▶ **Brief A**:
Turn the entries, from the first line through the line containing "horizontal-scroll-thumb[interactable] [54,602,1132,628]", into a Markdown table with a Row column for the line number and a Line column for the line itself. Leave out any blank lines.

State expiry is harder than history expiry because the EVM assumes state objects persist forever. While statelessness could shift storage burden to specialized block builders, relying solely on it risks centralization. Hence, state expiry remains crucial.
Proposed Solutions
Partial State Expiry
State is divided into chunks ("stems"). A top-level map tracks which stems are active. Data within stems expires after inactivity (e.g., 6 months), leaving only a 32-byte "stub." Accessing expired data requires a "revival" transaction with a proof.
EIP-7736 implements this using Verkle tree stems (~7936 bytes), grouping account headers, code, and storage slots. Revival ensures user access even after long absences.
Address-Cycle-Based State Expiry
To avoid even stubs, Ethereum could maintain a list of growing state trees, one per cycle (e.g., yearly). Only the latest two trees are stored fully. Accessing older state requires a Merkle proof, which then revives the object in the current tree.
The address cycle mechanism ensures usability: addresses with cycle N can only be accessed in cycle N or later. New objects are stored in current or recent cycles, avoiding proof requirements for fresh deployments.
However, this requires expanding address size beyond 20 bytes, introducing backward compatibility challenges.
Address Space Expansion vs. Contraction
- Expansion: Introduce 32-byte addresses with version, cycle number, and extended hash.
- Contraction: Reserve certain 20-byte addresses (e.g., starting with
0xffffffff) for cycle-based addresses with shorter hashes.

▶ **Brief B**:
Reproduce word for word the part of the passage on Ethereum state expiry that opens with the words containing "EIP-7736 implements this" and closes with "after long absences.".

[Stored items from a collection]

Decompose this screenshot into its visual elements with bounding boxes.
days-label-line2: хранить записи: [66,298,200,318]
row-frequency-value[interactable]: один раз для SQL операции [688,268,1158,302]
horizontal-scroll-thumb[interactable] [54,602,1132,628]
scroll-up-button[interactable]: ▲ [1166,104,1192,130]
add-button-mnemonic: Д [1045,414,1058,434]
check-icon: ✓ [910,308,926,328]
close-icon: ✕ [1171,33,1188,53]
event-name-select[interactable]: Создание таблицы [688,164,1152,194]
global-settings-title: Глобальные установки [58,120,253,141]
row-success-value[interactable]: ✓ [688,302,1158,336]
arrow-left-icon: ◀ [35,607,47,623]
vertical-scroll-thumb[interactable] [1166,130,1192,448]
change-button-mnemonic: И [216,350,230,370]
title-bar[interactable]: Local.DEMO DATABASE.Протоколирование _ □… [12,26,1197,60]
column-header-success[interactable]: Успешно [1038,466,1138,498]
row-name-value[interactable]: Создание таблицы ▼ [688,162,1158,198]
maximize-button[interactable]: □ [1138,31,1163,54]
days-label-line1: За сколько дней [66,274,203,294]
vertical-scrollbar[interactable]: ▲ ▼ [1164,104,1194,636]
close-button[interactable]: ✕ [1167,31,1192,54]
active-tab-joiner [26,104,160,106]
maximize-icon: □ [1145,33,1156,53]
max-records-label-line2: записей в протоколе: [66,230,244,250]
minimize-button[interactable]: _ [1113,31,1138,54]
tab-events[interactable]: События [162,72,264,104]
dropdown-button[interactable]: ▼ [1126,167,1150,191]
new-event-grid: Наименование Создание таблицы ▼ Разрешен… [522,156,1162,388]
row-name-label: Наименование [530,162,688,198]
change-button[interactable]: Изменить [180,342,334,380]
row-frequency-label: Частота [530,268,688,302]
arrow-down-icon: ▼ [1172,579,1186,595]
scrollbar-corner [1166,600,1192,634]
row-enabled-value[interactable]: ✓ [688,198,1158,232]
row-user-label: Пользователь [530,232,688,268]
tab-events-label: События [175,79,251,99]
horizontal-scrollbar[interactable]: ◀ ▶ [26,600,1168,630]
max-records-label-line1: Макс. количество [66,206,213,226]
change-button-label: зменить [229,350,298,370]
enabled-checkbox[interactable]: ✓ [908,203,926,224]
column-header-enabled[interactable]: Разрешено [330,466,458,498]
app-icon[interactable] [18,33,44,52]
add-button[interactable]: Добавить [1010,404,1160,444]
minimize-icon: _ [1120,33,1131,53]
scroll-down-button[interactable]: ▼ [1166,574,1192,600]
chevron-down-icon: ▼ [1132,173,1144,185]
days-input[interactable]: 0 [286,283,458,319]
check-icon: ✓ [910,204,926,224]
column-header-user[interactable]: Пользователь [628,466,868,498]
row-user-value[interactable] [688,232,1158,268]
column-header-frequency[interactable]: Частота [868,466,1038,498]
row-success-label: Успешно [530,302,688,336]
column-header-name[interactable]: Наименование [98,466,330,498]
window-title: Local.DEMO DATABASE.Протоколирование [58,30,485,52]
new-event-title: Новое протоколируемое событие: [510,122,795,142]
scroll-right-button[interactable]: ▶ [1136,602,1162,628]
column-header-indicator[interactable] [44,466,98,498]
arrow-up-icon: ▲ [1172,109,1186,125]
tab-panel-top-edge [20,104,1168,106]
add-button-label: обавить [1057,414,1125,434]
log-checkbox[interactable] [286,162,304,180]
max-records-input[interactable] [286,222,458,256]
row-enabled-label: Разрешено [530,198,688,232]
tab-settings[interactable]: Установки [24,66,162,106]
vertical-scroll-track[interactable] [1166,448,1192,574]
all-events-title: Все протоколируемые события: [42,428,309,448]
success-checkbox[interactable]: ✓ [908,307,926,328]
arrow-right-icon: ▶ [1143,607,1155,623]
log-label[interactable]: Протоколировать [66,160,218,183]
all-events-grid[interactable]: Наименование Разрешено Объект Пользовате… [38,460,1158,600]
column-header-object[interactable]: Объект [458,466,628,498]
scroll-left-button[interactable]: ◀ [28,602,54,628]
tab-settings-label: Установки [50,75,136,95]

▶ **Exercise answer A**:
| Row | Line |
|---|---|
| 1 | Decompose this screenshot into its visual elements with bounding boxes. |
| 2 | days-label-line2: хранить записи: [66,298,200,318] |
| 3 | row-frequency-value[interactable]: один раз для SQL операции [688,268,1158,302] |
| 4 | horizontal-scroll-thumb[interactable] [54,602,1132,628] |

▶ **Exercise answer B**:
EIP-7736 implements this using Verkle tree stems (~7936 bytes), grouping account headers, code, and storage slots. Revival ensures user access even after long absences.